◆ **Direction**: In the entries below, find the lines with the word "ylabel" and copy them.

◆ **Material for this task**:

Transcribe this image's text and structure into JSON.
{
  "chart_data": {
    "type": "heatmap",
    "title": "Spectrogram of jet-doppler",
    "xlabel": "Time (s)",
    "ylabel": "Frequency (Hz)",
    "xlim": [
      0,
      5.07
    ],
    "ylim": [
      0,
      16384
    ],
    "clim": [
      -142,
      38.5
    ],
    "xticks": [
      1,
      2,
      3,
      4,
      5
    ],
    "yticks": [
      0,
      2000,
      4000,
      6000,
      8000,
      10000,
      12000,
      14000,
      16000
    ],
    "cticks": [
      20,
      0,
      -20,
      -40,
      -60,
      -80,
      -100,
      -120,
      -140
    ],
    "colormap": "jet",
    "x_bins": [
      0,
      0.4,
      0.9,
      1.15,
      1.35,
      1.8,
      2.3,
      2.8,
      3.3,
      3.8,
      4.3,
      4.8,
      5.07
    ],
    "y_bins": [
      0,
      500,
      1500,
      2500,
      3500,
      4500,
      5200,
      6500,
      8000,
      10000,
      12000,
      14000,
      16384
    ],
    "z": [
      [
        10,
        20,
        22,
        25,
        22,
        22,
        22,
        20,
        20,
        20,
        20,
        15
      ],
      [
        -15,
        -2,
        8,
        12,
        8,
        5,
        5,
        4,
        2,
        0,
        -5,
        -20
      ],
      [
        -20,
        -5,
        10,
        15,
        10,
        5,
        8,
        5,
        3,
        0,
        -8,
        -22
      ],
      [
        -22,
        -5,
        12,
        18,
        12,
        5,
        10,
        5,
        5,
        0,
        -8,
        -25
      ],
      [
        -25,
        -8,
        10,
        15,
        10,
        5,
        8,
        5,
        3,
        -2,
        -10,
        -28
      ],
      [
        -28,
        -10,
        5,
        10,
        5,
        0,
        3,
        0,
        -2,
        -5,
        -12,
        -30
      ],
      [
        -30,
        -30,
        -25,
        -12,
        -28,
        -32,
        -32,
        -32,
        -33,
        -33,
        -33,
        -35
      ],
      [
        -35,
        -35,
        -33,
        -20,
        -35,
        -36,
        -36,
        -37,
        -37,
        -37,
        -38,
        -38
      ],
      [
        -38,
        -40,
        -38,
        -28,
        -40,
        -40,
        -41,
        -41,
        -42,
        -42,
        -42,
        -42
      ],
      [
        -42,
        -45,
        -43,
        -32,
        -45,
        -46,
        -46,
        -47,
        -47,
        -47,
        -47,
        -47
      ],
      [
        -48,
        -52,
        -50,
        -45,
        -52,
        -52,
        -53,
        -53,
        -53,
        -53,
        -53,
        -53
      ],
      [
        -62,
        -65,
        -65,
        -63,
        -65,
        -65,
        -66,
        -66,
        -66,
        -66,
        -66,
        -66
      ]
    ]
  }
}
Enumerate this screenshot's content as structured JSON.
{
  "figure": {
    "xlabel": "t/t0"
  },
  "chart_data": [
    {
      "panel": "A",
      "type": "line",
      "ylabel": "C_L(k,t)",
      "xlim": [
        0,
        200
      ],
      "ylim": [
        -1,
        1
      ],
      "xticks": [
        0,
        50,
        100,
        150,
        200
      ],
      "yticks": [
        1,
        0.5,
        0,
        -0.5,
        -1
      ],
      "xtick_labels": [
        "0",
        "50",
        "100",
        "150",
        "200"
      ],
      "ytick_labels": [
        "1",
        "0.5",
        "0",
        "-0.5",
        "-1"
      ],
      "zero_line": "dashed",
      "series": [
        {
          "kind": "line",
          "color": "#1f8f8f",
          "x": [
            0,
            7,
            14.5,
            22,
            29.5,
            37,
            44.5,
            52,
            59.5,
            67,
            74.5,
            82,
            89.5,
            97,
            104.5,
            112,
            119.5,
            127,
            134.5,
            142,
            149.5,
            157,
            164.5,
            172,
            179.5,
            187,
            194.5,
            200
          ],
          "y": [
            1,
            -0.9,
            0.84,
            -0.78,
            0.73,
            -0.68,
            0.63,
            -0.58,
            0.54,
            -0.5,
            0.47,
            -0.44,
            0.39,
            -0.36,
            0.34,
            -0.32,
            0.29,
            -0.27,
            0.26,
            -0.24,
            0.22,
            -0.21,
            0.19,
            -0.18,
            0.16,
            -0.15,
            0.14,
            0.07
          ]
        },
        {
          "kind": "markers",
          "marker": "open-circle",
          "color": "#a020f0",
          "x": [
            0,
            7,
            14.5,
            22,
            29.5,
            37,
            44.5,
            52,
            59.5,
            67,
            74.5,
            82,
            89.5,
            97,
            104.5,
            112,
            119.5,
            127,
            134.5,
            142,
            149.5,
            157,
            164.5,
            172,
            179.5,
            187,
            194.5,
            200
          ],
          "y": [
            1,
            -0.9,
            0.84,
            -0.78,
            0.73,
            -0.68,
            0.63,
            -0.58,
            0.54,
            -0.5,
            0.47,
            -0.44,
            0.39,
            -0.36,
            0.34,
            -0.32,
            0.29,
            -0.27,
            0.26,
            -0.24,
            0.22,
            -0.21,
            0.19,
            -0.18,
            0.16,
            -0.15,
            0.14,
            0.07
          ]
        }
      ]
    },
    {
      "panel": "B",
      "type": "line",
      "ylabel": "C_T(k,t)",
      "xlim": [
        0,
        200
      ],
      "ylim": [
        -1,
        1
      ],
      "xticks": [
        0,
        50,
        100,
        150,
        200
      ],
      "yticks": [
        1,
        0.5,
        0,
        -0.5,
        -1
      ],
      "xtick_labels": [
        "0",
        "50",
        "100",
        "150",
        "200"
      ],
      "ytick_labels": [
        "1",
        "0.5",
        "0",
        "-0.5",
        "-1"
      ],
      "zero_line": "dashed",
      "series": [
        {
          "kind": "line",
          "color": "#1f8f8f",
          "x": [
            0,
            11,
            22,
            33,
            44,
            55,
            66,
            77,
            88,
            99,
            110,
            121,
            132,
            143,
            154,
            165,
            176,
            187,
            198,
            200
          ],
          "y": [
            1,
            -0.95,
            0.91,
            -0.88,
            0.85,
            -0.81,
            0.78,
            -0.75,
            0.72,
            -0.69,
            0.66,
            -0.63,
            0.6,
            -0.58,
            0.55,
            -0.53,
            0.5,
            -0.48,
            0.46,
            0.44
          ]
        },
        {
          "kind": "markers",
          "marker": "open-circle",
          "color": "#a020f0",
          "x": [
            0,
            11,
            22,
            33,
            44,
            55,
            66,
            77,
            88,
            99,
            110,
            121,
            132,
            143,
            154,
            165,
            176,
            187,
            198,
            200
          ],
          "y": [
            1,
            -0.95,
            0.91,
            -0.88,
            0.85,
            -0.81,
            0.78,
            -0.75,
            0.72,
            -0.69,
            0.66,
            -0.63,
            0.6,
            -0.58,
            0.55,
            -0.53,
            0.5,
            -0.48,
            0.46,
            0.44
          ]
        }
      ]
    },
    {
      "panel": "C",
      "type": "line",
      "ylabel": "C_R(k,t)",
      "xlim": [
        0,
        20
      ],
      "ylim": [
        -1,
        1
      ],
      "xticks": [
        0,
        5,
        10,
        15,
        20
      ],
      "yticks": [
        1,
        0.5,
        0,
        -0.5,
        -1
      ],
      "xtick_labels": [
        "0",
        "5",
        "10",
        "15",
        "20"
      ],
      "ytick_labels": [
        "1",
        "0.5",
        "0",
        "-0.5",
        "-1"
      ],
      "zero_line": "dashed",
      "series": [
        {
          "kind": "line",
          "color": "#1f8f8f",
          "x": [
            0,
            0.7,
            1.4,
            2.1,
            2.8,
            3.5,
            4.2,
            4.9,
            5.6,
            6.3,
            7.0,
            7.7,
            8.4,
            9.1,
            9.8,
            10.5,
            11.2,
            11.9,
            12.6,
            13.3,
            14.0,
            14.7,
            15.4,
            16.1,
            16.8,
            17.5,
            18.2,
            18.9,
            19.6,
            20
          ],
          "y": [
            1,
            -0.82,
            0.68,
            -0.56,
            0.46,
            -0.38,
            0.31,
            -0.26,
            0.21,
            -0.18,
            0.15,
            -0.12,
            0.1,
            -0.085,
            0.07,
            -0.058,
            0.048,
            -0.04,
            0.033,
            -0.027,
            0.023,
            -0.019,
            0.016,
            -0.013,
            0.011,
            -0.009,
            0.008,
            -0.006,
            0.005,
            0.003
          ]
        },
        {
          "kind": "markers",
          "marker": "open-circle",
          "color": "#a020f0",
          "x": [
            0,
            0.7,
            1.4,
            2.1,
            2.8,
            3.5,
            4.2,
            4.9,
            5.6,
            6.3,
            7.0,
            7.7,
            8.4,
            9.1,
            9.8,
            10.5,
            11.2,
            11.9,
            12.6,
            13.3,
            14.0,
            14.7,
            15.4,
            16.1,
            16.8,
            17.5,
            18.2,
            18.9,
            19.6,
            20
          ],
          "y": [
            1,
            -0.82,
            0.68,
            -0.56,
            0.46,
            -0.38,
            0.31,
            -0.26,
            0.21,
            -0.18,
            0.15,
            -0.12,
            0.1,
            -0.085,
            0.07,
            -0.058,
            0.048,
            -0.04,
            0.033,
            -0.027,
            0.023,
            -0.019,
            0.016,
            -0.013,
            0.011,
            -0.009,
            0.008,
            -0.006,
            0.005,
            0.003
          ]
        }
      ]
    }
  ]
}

◆ **Full answer**:
    "ylabel": "Frequency (Hz)",
      "ylabel": "C_L(k,t)",
      "ylabel": "C_T(k,t)",
      "ylabel": "C_R(k,t)",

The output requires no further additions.